GIVEN RECORDS:
== == ==
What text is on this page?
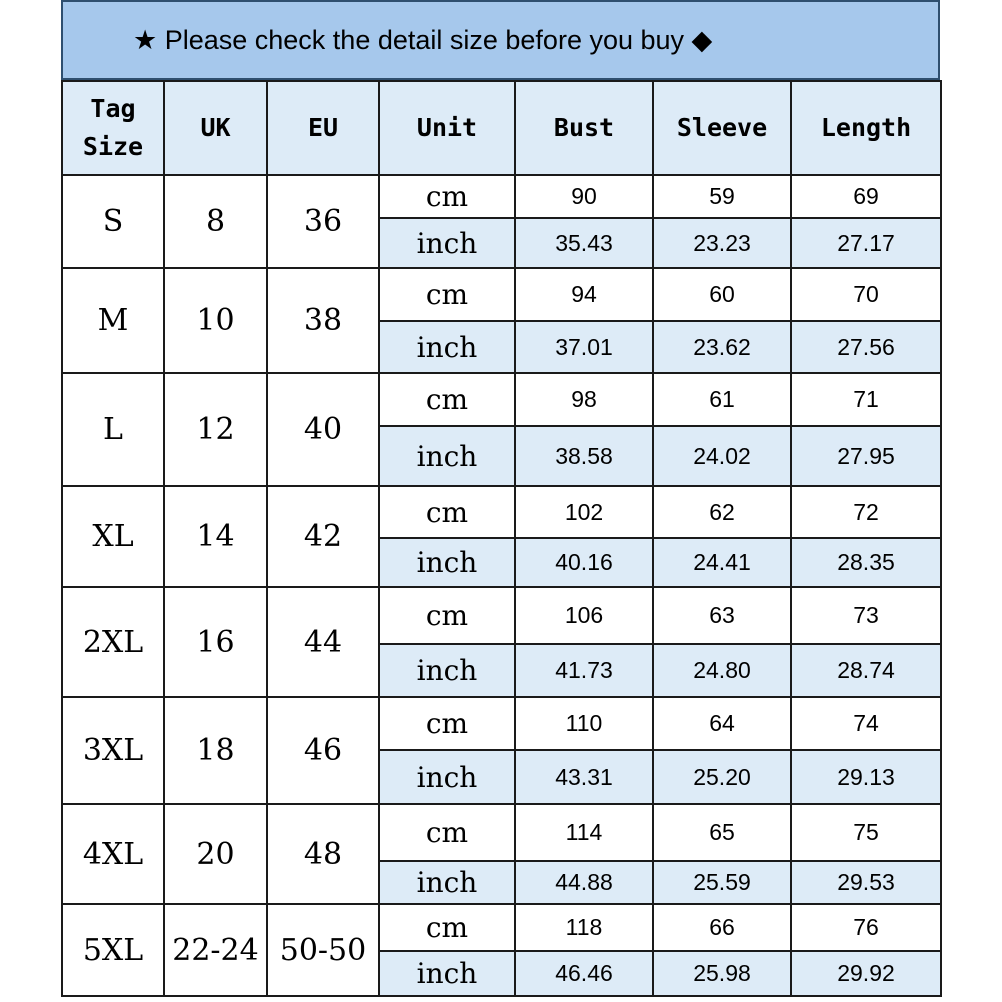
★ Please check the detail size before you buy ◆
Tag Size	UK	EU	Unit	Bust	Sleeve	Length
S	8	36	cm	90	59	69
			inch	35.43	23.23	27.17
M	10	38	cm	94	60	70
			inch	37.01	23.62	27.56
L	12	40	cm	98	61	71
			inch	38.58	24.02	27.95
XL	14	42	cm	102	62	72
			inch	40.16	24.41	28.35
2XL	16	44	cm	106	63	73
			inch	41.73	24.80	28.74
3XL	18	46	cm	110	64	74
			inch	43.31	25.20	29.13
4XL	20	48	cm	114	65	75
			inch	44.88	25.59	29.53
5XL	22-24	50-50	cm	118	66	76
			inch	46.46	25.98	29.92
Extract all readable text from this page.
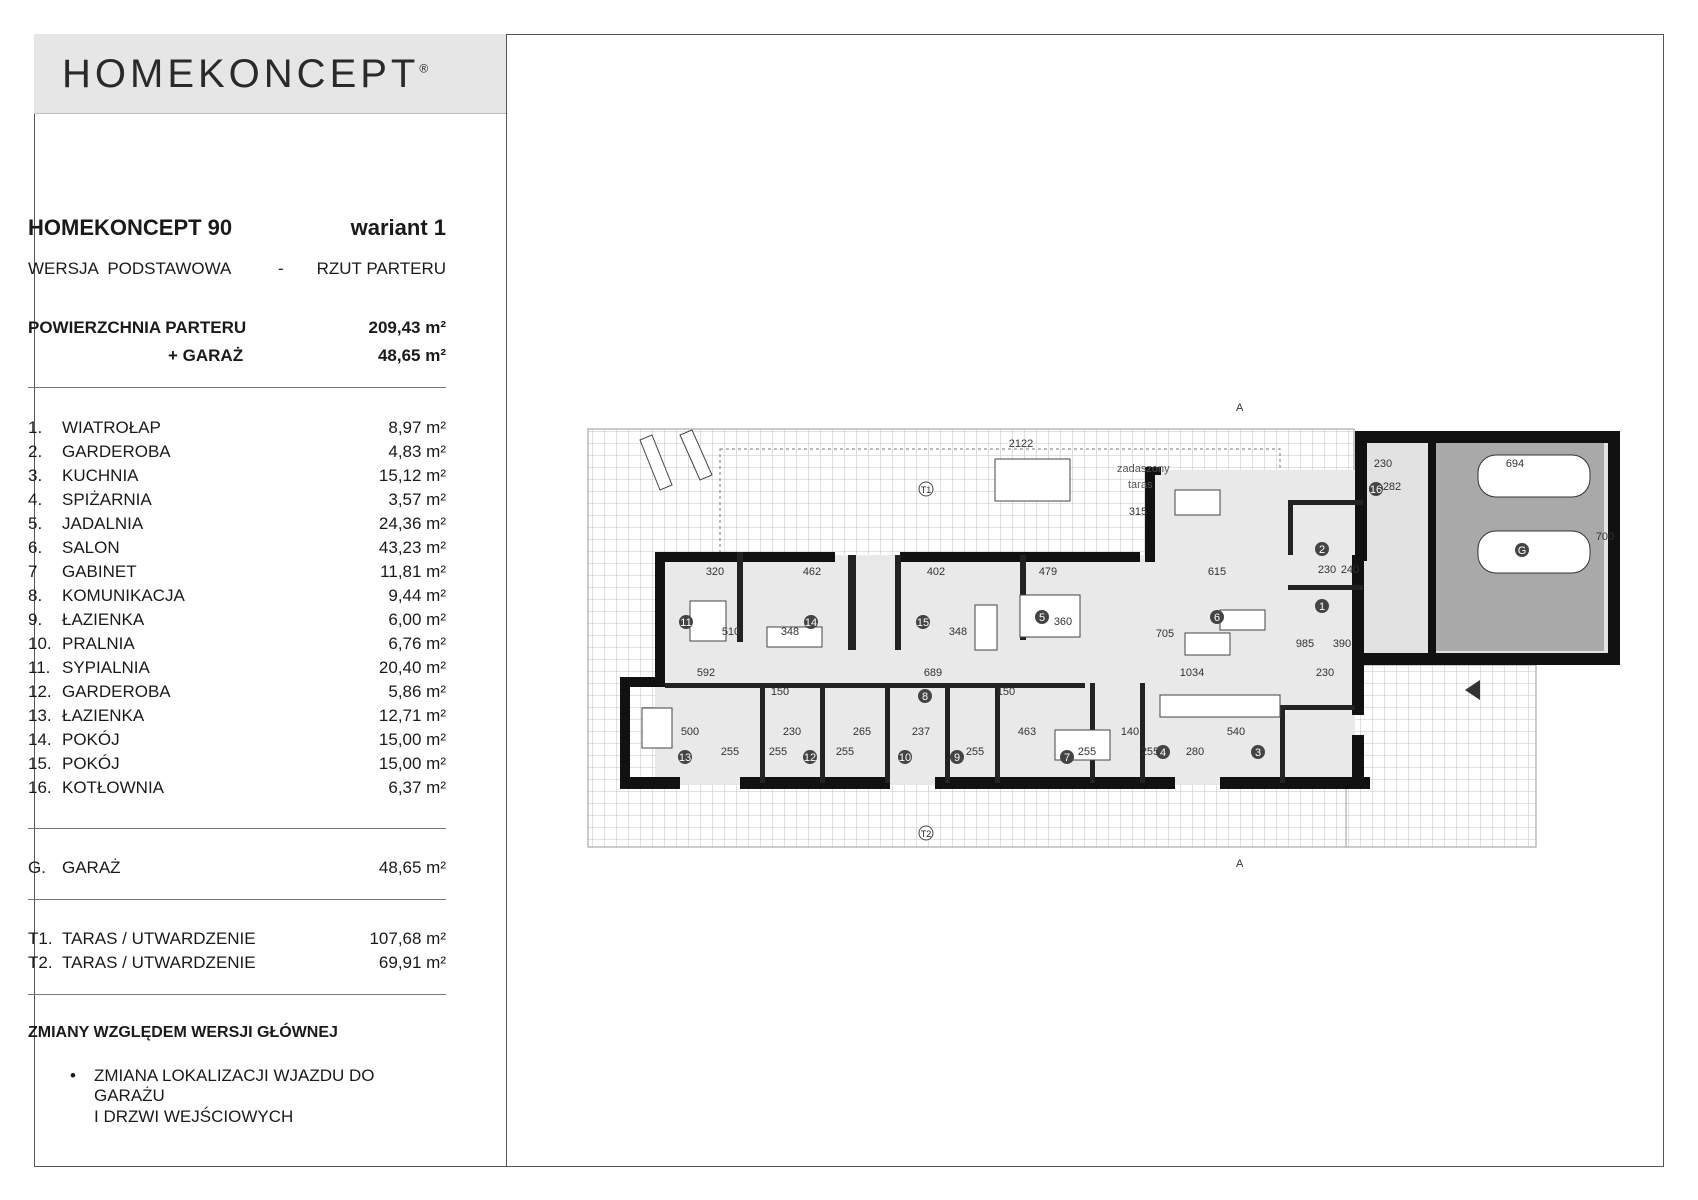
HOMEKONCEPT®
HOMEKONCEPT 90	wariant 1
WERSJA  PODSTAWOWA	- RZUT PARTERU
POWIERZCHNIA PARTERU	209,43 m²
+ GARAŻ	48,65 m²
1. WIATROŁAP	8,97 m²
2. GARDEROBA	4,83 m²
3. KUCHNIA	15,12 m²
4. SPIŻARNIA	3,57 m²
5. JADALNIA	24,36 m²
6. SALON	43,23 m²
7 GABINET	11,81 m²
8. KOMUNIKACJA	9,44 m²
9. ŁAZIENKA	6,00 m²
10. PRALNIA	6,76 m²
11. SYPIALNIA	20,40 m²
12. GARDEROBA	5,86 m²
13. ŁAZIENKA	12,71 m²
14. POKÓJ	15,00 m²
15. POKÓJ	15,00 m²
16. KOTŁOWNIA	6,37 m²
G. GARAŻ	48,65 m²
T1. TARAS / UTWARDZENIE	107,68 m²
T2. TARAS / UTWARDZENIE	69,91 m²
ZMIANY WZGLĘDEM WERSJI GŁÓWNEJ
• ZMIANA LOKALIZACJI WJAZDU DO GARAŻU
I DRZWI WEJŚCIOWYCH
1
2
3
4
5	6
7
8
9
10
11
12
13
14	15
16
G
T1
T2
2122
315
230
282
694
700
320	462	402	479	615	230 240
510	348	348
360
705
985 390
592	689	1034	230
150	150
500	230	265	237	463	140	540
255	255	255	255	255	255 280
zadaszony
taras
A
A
== == ==
Copy each line of the data that contains the word "page".

WRITTEN SOLUTION:
What text is on this page?
Extract all readable text from this page.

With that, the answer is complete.